Records for this exercise:
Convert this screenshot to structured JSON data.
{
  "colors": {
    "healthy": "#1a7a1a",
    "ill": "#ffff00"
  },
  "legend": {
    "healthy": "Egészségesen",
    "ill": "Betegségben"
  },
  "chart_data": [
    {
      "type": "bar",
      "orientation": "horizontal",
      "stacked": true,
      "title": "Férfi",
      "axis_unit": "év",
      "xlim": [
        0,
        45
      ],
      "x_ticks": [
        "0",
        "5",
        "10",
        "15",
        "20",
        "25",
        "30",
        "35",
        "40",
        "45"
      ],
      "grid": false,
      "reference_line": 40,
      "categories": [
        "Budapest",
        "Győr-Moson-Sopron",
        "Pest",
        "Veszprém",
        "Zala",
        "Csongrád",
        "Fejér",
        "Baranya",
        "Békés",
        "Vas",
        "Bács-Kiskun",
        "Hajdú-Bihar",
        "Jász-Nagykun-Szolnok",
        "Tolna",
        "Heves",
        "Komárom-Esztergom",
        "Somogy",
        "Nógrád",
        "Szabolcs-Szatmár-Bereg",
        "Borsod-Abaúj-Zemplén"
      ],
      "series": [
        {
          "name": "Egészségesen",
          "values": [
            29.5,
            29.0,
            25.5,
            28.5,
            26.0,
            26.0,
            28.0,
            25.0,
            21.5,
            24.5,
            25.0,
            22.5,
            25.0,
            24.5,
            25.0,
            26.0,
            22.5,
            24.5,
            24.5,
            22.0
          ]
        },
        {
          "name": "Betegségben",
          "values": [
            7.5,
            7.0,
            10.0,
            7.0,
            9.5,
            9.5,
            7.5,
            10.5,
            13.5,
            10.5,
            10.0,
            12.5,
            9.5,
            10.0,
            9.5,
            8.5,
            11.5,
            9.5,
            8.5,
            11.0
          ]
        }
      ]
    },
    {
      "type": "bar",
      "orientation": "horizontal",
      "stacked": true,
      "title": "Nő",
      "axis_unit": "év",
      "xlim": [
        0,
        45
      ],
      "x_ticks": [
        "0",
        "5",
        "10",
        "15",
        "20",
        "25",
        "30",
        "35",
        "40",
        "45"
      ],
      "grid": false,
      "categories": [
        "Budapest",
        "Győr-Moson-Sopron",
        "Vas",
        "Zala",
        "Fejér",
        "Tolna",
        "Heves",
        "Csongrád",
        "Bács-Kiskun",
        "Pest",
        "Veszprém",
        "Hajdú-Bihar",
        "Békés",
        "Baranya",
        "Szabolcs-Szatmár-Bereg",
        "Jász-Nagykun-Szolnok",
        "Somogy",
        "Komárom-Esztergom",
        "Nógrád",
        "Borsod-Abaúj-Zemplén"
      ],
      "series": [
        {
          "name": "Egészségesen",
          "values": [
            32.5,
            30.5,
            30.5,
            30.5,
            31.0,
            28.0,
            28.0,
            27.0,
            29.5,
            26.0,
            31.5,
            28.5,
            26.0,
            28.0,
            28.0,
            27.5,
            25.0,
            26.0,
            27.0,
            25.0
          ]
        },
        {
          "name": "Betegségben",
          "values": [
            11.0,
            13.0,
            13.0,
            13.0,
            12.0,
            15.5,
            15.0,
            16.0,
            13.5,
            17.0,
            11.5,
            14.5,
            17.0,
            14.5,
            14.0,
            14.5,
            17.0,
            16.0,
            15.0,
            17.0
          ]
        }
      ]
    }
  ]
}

Aim of the exercise:
Extract the data exactly as given.

Result of this exercise:
Convert this screenshot to structured JSON data.
{
  "colors": {
    "healthy": "#1a7a1a",
    "ill": "#ffff00"
  },
  "legend": {
    "healthy": "Egészségesen",
    "ill": "Betegségben"
  },
  "chart_data": [
    {
      "type": "bar",
      "orientation": "horizontal",
      "stacked": true,
      "title": "Férfi",
      "axis_unit": "év",
      "xlim": [
        0,
        45
      ],
      "x_ticks": [
        "0",
        "5",
        "10",
        "15",
        "20",
        "25",
        "30",
        "35",
        "40",
        "45"
      ],
      "grid": false,
      "reference_line": 40,
      "categories": [
        "Budapest",
        "Győr-Moson-Sopron",
        "Pest",
        "Veszprém",
        "Zala",
        "Csongrád",
        "Fejér",
        "Baranya",
        "Békés",
        "Vas",
        "Bács-Kiskun",
        "Hajdú-Bihar",
        "Jász-Nagykun-Szolnok",
        "Tolna",
        "Heves",
        "Komárom-Esztergom",
        "Somogy",
        "Nógrád",
        "Szabolcs-Szatmár-Bereg",
        "Borsod-Abaúj-Zemplén"
      ],
      "series": [
        {
          "name": "Egészségesen",
          "values": [
            29.5,
            29.0,
            25.5,
            28.5,
            26.0,
            26.0,
            28.0,
            25.0,
            21.5,
            24.5,
            25.0,
            22.5,
            25.0,
            24.5,
            25.0,
            26.0,
            22.5,
            24.5,
            24.5,
            22.0
          ]
        },
        {
          "name": "Betegségben",
          "values": [
            7.5,
            7.0,
            10.0,
            7.0,
            9.5,
            9.5,
            7.5,
            10.5,
            13.5,
            10.5,
            10.0,
            12.5,
            9.5,
            10.0,
            9.5,
            8.5,
            11.5,
            9.5,
            8.5,
            11.0
          ]
        }
      ]
    },
    {
      "type": "bar",
      "orientation": "horizontal",
      "stacked": true,
      "title": "Nő",
      "axis_unit": "év",
      "xlim": [
        0,
        45
      ],
      "x_ticks": [
        "0",
        "5",
        "10",
        "15",
        "20",
        "25",
        "30",
        "35",
        "40",
        "45"
      ],
      "grid": false,
      "categories": [
        "Budapest",
        "Győr-Moson-Sopron",
        "Vas",
        "Zala",
        "Fejér",
        "Tolna",
        "Heves",
        "Csongrád",
        "Bács-Kiskun",
        "Pest",
        "Veszprém",
        "Hajdú-Bihar",
        "Békés",
        "Baranya",
        "Szabolcs-Szatmár-Bereg",
        "Jász-Nagykun-Szolnok",
        "Somogy",
        "Komárom-Esztergom",
        "Nógrád",
        "Borsod-Abaúj-Zemplén"
      ],
      "series": [
        {
          "name": "Egészségesen",
          "values": [
            32.5,
            30.5,
            30.5,
            30.5,
            31.0,
            28.0,
            28.0,
            27.0,
            29.5,
            26.0,
            31.5,
            28.5,
            26.0,
            28.0,
            28.0,
            27.5,
            25.0,
            26.0,
            27.0,
            25.0
          ]
        },
        {
          "name": "Betegségben",
          "values": [
            11.0,
            13.0,
            13.0,
            13.0,
            12.0,
            15.5,
            15.0,
            16.0,
            13.5,
            17.0,
            11.5,
            14.5,
            17.0,
            14.5,
            14.0,
            14.5,
            17.0,
            16.0,
            15.0,
            17.0
          ]
        }
      ]
    }
  ]
}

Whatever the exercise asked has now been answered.